** Trecho do texto **
"""

Mas, afinal, o realismo é só isso? Trata-se de uma posição meramente ideológica que joga todos para a crença da resignação? Não! Em filosofia, as coisas são mais complexas. O realismo em filosofia é, antes de tudo, uma discussão metafísica. Quando adentramos esse campo, todo cuidado é pouco. O vocabulário da filosofia exige atenção. A conversa muda de feição.

A conceituada Stanford Encyclopedia of Philosophy expõe o realismo dizendo que há nele dois aspectos gerais, relativos às coisas do mundo macroscópio, as coisas com as quais nos defrontamos e lidamos no cotidiano. Primeiro, trata-se da afirmação sobre a existência de tais coisas. Mesas, pedras, a lua e assim por diante, todos existem, assim como os seguintes fatos: a mesa é quadrada, a rocha é feita de granito e a lua é esférica e amarela. Segundo, trata-se da afirmação de independência das coisas. O fato de a lua existir e ser esférica independe de qualquer coisa que alguém diga ou pense sobre o assunto. Assim tomado, à primeira vista o realismo filosófico é uma posição fácil de aceitar. Quem iria, em uma conversa cotidiana, desmentir a existência das coisas que nos cercam, ou a independência delas? Assim parece. Todavia, mesmo na conversa comum, sem que possamos notar, desafiamos o realismo a todo momento. Mesmo sobre questões aparentemente básicas, insistimos que há narrativas diferentes, versões, perspectivas etc. Chegamos a rir dos advogados inexperientes que jogam fora o único trunfo que o direito parece possuir. A tese da relatividade das narrativas deveria ser louvada, mas os advogados que não pensam aparecem para negar Nietzsche, mesmo que não saibam de quem se trata. Eles dizem: contra fatos não há argumentos. Ora bolas, a primeira lição válida do direito é oposta: contra fatos é que é necessário levantar argumentos.

"""

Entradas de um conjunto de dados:
"""

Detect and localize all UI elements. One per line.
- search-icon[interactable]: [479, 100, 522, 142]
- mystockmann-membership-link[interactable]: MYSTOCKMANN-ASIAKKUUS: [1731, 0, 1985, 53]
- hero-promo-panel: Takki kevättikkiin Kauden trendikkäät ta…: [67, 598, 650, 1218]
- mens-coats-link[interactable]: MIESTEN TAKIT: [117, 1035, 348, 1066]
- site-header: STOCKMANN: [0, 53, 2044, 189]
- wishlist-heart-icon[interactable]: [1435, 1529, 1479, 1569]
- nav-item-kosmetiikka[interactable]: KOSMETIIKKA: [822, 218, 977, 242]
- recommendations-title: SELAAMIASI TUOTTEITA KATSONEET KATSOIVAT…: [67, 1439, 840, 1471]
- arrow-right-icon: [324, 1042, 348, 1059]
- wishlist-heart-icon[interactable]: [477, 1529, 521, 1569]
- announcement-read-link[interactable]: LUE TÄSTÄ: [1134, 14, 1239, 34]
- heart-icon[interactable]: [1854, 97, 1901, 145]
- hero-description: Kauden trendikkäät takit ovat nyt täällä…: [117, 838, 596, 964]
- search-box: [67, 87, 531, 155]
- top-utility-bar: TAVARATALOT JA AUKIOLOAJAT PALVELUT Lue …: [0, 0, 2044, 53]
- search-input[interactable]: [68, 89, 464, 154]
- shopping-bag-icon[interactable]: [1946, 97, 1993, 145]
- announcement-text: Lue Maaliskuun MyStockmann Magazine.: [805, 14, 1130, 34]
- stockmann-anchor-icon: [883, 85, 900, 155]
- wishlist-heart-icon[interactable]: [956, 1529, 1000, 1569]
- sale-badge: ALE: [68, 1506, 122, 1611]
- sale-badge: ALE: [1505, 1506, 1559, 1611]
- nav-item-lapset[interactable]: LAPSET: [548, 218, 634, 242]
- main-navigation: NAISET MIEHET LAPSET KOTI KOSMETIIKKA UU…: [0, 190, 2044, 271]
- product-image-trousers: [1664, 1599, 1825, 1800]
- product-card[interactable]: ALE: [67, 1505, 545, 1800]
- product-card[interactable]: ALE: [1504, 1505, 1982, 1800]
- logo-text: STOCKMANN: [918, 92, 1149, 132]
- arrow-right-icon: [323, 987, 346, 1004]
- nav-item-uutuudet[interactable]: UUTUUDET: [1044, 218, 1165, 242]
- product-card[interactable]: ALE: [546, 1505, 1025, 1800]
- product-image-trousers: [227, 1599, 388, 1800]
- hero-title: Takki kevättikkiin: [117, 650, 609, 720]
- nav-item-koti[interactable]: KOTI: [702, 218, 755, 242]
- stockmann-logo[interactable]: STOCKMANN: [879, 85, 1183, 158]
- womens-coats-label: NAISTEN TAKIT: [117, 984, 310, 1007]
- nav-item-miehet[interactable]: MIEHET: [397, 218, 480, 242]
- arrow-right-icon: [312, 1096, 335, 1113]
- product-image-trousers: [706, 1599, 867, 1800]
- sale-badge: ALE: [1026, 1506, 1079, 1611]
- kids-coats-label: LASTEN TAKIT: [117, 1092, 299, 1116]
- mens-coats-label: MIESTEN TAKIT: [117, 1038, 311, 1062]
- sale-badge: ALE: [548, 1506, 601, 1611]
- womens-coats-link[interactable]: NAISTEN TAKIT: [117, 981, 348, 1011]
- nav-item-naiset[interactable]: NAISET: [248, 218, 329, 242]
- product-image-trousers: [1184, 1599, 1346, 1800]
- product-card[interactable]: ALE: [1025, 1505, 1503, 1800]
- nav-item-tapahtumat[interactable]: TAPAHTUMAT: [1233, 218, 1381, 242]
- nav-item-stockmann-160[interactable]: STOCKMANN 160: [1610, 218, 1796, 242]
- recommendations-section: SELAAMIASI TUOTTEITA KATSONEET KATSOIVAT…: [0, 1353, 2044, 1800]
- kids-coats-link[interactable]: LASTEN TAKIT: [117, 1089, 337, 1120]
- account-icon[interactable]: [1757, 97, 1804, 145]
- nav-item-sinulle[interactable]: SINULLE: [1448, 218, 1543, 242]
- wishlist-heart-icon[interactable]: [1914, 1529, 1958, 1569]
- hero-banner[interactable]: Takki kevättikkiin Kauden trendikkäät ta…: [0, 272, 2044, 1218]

"""

** Tarefas a realizar **
1. Reproduza fielmente a parte do trecho sobre o realismo que começa nas palavras "Mas, afinal, o" e termina depois de "muda de feição.".
2. Informe cada linha dos registros que contenha a sequência "womens", levando em conta a diferença entre maiúsculas e minúsculas.

** Resultados do exercício **
1.
Mas, afinal, o realismo é só isso? Trata-se de uma posição meramente ideológica que joga todos para a crença da resignação? Não! Em filosofia, as coisas são mais complexas. O realismo em filosofia é, antes de tudo, uma discussão metafísica. Quando adentramos esse campo, todo cuidado é pouco. O vocabulário da filosofia exige atenção. A conversa muda de feição.

2.
- womens-coats-label: NAISTEN TAKIT: [117, 984, 310, 1007]
- womens-coats-link[interactable]: NAISTEN TAKIT: [117, 981, 348, 1011]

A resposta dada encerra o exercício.